> **Required work**
Check every line below for the string "name", and copy the lines that contain it.

— Start of Stored records —

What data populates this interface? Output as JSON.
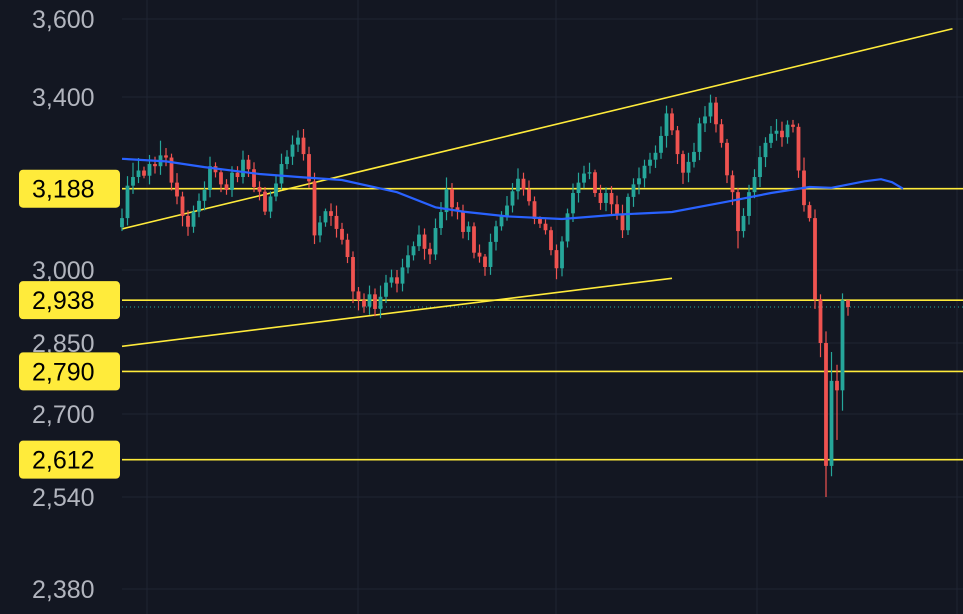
{
  "chart_data": {
    "type": "candlestick",
    "title": "",
    "xlabel": "",
    "ylabel": "",
    "ylim": [
      2380,
      3600
    ],
    "y_ticks": [
      "3,600",
      "3,400",
      "3,000",
      "2,850",
      "2,700",
      "2,540",
      "2,380"
    ],
    "y_tick_values": [
      3600,
      3400,
      3000,
      2850,
      2700,
      2540,
      2380
    ],
    "grid": true,
    "colors": {
      "background": "#131722",
      "up": "#26a69a",
      "down": "#ef5350",
      "moving_average": "#2962ff",
      "levels": "#ffeb3b",
      "label_bg": "#ffeb3b",
      "tick_text": "#b2b5be",
      "grid": "#1f2433"
    },
    "horizontal_levels": [
      {
        "label": "3,188",
        "value": 3188
      },
      {
        "label": "2,938",
        "value": 2938
      },
      {
        "label": "2,790",
        "value": 2790
      },
      {
        "label": "2,612",
        "value": 2612
      }
    ],
    "current_price": 2924,
    "trendlines": [
      {
        "name": "upper channel",
        "from": [
          0,
          3095
        ],
        "to": [
          151,
          3575
        ]
      },
      {
        "name": "lower channel",
        "from": [
          0,
          2843
        ],
        "to": [
          100,
          2983
        ]
      }
    ],
    "moving_average": {
      "x": [
        0,
        8,
        15,
        25,
        33,
        40,
        50,
        57,
        62,
        70,
        80,
        90,
        100,
        110,
        118,
        125,
        129,
        135,
        138,
        140,
        142
      ],
      "y": [
        3257,
        3251,
        3238,
        3222,
        3214,
        3208,
        3180,
        3145,
        3135,
        3124,
        3118,
        3128,
        3134,
        3158,
        3178,
        3192,
        3190,
        3205,
        3210,
        3203,
        3188
      ]
    },
    "candles": {
      "close": [
        3120,
        3195,
        3215,
        3230,
        3218,
        3245,
        3240,
        3265,
        3260,
        3202,
        3170,
        3125,
        3100,
        3135,
        3160,
        3185,
        3240,
        3226,
        3198,
        3185,
        3225,
        3215,
        3255,
        3233,
        3192,
        3181,
        3135,
        3170,
        3200,
        3245,
        3262,
        3290,
        3306,
        3268,
        3205,
        3080,
        3110,
        3136,
        3125,
        3095,
        3070,
        3030,
        2956,
        2938,
        2925,
        2950,
        2920,
        2945,
        2974,
        2985,
        2972,
        3006,
        3034,
        3055,
        3082,
        3049,
        3036,
        3097,
        3134,
        3187,
        3145,
        3136,
        3088,
        3101,
        3040,
        3031,
        3007,
        3065,
        3101,
        3126,
        3149,
        3182,
        3211,
        3186,
        3159,
        3118,
        3107,
        3092,
        3046,
        3004,
        3066,
        3131,
        3178,
        3202,
        3223,
        3226,
        3178,
        3155,
        3178,
        3152,
        3129,
        3092,
        3169,
        3198,
        3212,
        3241,
        3255,
        3271,
        3310,
        3362,
        3323,
        3268,
        3225,
        3250,
        3273,
        3339,
        3355,
        3387,
        3337,
        3294,
        3219,
        3180,
        3090,
        3125,
        3180,
        3215,
        3261,
        3294,
        3315,
        3322,
        3307,
        3336,
        3331,
        3230,
        3150,
        3120,
        2940,
        2850,
        2600,
        2770,
        2750,
        2938,
        2924
      ],
      "open": [
        3099,
        3120,
        3195,
        3215,
        3230,
        3218,
        3245,
        3240,
        3265,
        3260,
        3202,
        3170,
        3125,
        3100,
        3135,
        3160,
        3185,
        3240,
        3226,
        3198,
        3185,
        3225,
        3215,
        3255,
        3233,
        3192,
        3181,
        3135,
        3170,
        3200,
        3245,
        3262,
        3290,
        3306,
        3268,
        3205,
        3080,
        3110,
        3136,
        3125,
        3095,
        3070,
        3030,
        2956,
        2938,
        2925,
        2950,
        2920,
        2945,
        2974,
        2985,
        2972,
        3006,
        3034,
        3055,
        3082,
        3049,
        3036,
        3097,
        3134,
        3187,
        3145,
        3136,
        3088,
        3101,
        3040,
        3031,
        3007,
        3065,
        3101,
        3126,
        3149,
        3182,
        3211,
        3186,
        3159,
        3118,
        3107,
        3092,
        3046,
        3004,
        3066,
        3131,
        3178,
        3202,
        3223,
        3226,
        3178,
        3155,
        3178,
        3152,
        3129,
        3092,
        3169,
        3198,
        3212,
        3241,
        3255,
        3271,
        3310,
        3362,
        3323,
        3268,
        3225,
        3250,
        3273,
        3339,
        3355,
        3387,
        3337,
        3294,
        3219,
        3180,
        3090,
        3125,
        3180,
        3215,
        3261,
        3294,
        3315,
        3322,
        3307,
        3336,
        3331,
        3230,
        3150,
        3120,
        2940,
        2850,
        2600,
        2770,
        2750,
        2938
      ],
      "high": [
        3142,
        3217,
        3248,
        3259,
        3239,
        3266,
        3262,
        3299,
        3282,
        3269,
        3224,
        3181,
        3138,
        3149,
        3177,
        3205,
        3262,
        3249,
        3231,
        3210,
        3240,
        3240,
        3276,
        3266,
        3249,
        3205,
        3192,
        3182,
        3219,
        3269,
        3277,
        3311,
        3323,
        3326,
        3285,
        3225,
        3125,
        3142,
        3154,
        3149,
        3109,
        3084,
        3043,
        2965,
        2952,
        2968,
        2962,
        2968,
        2990,
        3001,
        3000,
        3026,
        3057,
        3066,
        3103,
        3096,
        3063,
        3119,
        3157,
        3214,
        3201,
        3157,
        3151,
        3112,
        3110,
        3059,
        3037,
        3084,
        3114,
        3136,
        3171,
        3201,
        3235,
        3225,
        3207,
        3170,
        3124,
        3117,
        3100,
        3059,
        3078,
        3142,
        3200,
        3225,
        3241,
        3248,
        3232,
        3197,
        3191,
        3194,
        3172,
        3151,
        3177,
        3212,
        3237,
        3255,
        3271,
        3288,
        3332,
        3380,
        3374,
        3333,
        3276,
        3271,
        3294,
        3352,
        3379,
        3406,
        3400,
        3349,
        3303,
        3230,
        3190,
        3143,
        3197,
        3233,
        3287,
        3307,
        3333,
        3349,
        3343,
        3346,
        3347,
        3339,
        3260,
        3158,
        3140,
        2950,
        2874,
        2831,
        2804,
        2952,
        2936
      ],
      "low": [
        3090,
        3103,
        3176,
        3201,
        3212,
        3198,
        3223,
        3220,
        3240,
        3184,
        3152,
        3101,
        3079,
        3086,
        3122,
        3138,
        3168,
        3214,
        3180,
        3174,
        3169,
        3203,
        3200,
        3215,
        3180,
        3161,
        3127,
        3120,
        3159,
        3186,
        3233,
        3243,
        3273,
        3253,
        3190,
        3060,
        3064,
        3100,
        3102,
        3075,
        3059,
        3016,
        2932,
        2917,
        2912,
        2908,
        2905,
        2901,
        2932,
        2964,
        2954,
        2956,
        2993,
        3022,
        3044,
        3024,
        3014,
        3023,
        3081,
        3115,
        3124,
        3117,
        3073,
        3069,
        3027,
        3017,
        2988,
        2990,
        3045,
        3091,
        3114,
        3133,
        3163,
        3172,
        3149,
        3106,
        3097,
        3082,
        3034,
        2981,
        2987,
        3052,
        3111,
        3156,
        3189,
        3210,
        3169,
        3139,
        3136,
        3128,
        3116,
        3074,
        3081,
        3146,
        3175,
        3191,
        3223,
        3236,
        3257,
        3283,
        3312,
        3245,
        3199,
        3203,
        3237,
        3254,
        3319,
        3340,
        3318,
        3283,
        3201,
        3150,
        3050,
        3075,
        3105,
        3166,
        3192,
        3238,
        3282,
        3299,
        3285,
        3292,
        3318,
        3213,
        3135,
        3112,
        2920,
        2820,
        2540,
        2580,
        2650,
        2707,
        2906
      ]
    }
  }
}
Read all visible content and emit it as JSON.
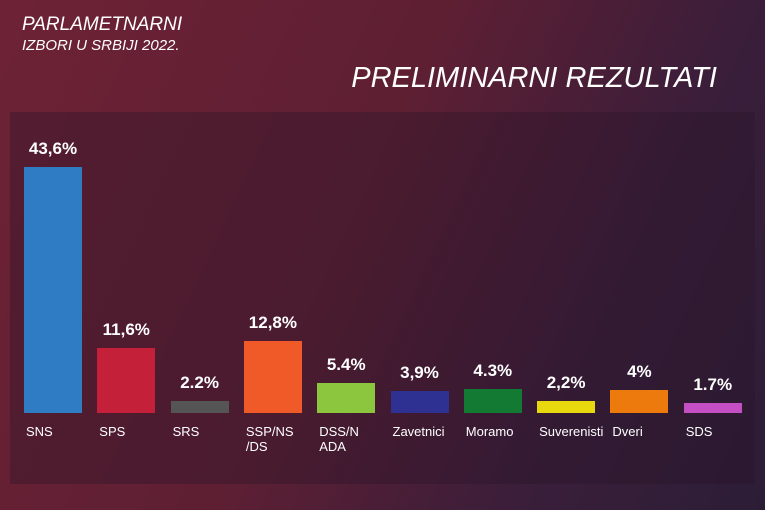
{
  "chart_data": {
    "type": "bar",
    "title": "PRELIMINARNI REZULTATI",
    "header": [
      "PARLAMETNARNI",
      "IZBORI U SRBIJI 2022."
    ],
    "categories": [
      "SNS",
      "SPS",
      "SRS",
      "SSP/NS/DS",
      "DSS/NADA",
      "Zavetnici",
      "Moramo",
      "Suverenisti",
      "Dveri",
      "SDS"
    ],
    "values": [
      43.6,
      11.6,
      2.2,
      12.8,
      5.4,
      3.9,
      4.3,
      2.2,
      4,
      1.7
    ],
    "value_labels": [
      "43,6%",
      "11,6%",
      "2.2%",
      "12,8%",
      "5.4%",
      "3,9%",
      "4.3%",
      "2,2%",
      "4%",
      "1.7%"
    ],
    "colors": [
      "#2f7bc4",
      "#c4203a",
      "#555555",
      "#f05a28",
      "#8cc63f",
      "#2e3192",
      "#137a34",
      "#e8d80e",
      "#ec7a0c",
      "#c44fc4"
    ]
  }
}
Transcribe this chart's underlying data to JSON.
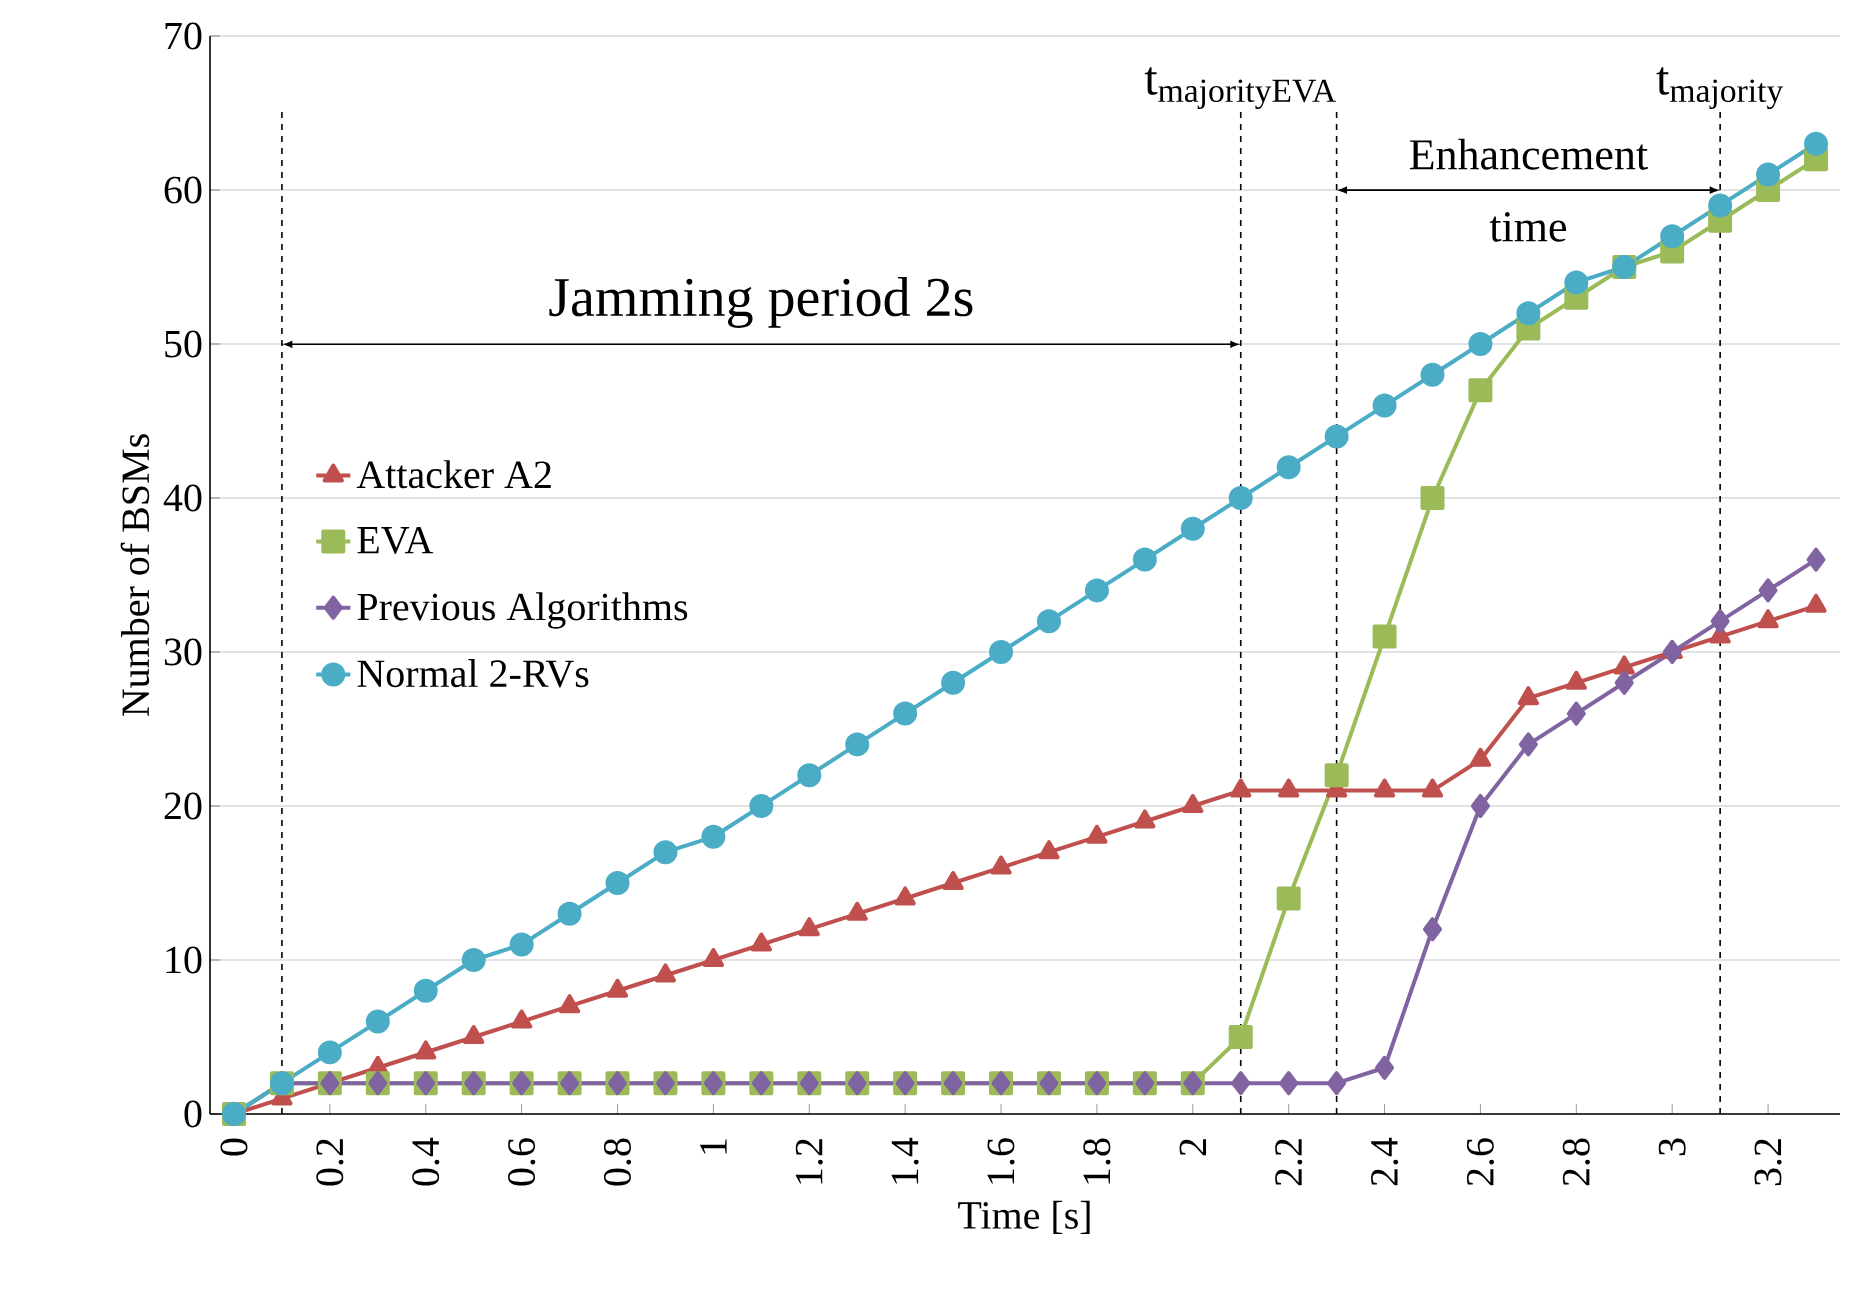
{
  "chart_data": {
    "type": "line",
    "xlabel": "Time [s]",
    "ylabel": "Number of BSMs",
    "x": [
      0,
      0.1,
      0.2,
      0.3,
      0.4,
      0.5,
      0.6,
      0.7,
      0.8,
      0.9,
      1.0,
      1.1,
      1.2,
      1.3,
      1.4,
      1.5,
      1.6,
      1.7,
      1.8,
      1.9,
      2.0,
      2.1,
      2.2,
      2.3,
      2.4,
      2.5,
      2.6,
      2.7,
      2.8,
      2.9,
      3.0,
      3.1,
      3.2,
      3.3
    ],
    "series": [
      {
        "name": "Attacker A2",
        "color": "#c0504d",
        "marker": "triangle",
        "values": [
          0,
          1,
          2,
          3,
          4,
          5,
          6,
          7,
          8,
          9,
          10,
          11,
          12,
          13,
          14,
          15,
          16,
          17,
          18,
          19,
          20,
          21,
          21,
          21,
          21,
          21,
          23,
          27,
          28,
          29,
          30,
          31,
          32,
          33
        ]
      },
      {
        "name": "EVA",
        "color": "#9bbb59",
        "marker": "square",
        "values": [
          0,
          2,
          2,
          2,
          2,
          2,
          2,
          2,
          2,
          2,
          2,
          2,
          2,
          2,
          2,
          2,
          2,
          2,
          2,
          2,
          2,
          5,
          14,
          22,
          31,
          40,
          47,
          51,
          53,
          55,
          56,
          58,
          60,
          62
        ]
      },
      {
        "name": "Previous Algorithms",
        "color": "#8064a2",
        "marker": "diamond",
        "values": [
          0,
          2,
          2,
          2,
          2,
          2,
          2,
          2,
          2,
          2,
          2,
          2,
          2,
          2,
          2,
          2,
          2,
          2,
          2,
          2,
          2,
          2,
          2,
          2,
          3,
          12,
          20,
          24,
          26,
          28,
          30,
          32,
          34,
          36
        ]
      },
      {
        "name": "Normal 2-RVs",
        "color": "#4bacc6",
        "marker": "circle",
        "values": [
          0,
          2,
          4,
          6,
          8,
          10,
          11,
          13,
          15,
          17,
          18,
          20,
          22,
          24,
          26,
          28,
          30,
          32,
          34,
          36,
          38,
          40,
          42,
          44,
          46,
          48,
          50,
          52,
          54,
          55,
          57,
          59,
          61,
          63
        ]
      }
    ],
    "xlim": [
      -0.05,
      3.35
    ],
    "xticks": [
      0,
      0.2,
      0.4,
      0.6,
      0.8,
      1,
      1.2,
      1.4,
      1.6,
      1.8,
      2,
      2.2,
      2.4,
      2.6,
      2.8,
      3,
      3.2
    ],
    "ylim": [
      0,
      70
    ],
    "yticks": [
      0,
      10,
      20,
      30,
      40,
      50,
      60,
      70
    ],
    "grid": "y",
    "legend": "left",
    "line_style": "solid",
    "ref_lines": [
      {
        "axis": "x",
        "value": 0.1,
        "line_style": "dashed"
      },
      {
        "axis": "x",
        "value": 2.1,
        "line_style": "dashed",
        "label": "\\text{t}_{\\text{majorityEVA}}"
      },
      {
        "axis": "x",
        "value": 2.3,
        "line_style": "dashed"
      },
      {
        "axis": "x",
        "value": 3.1,
        "line_style": "dashed",
        "label": "\\text{t}_{\\text{majority}}"
      }
    ],
    "annotations": [
      "Jamming  period 2s",
      "Enhancement time"
    ]
  }
}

— End of Stored records —

> **Written reply**
        "name": "upper channel",
        "name": "lower channel",
        "name": "Attacker A2",
        "name": "EVA",
        "name": "Previous Algorithms",
        "name": "Normal 2-RVs",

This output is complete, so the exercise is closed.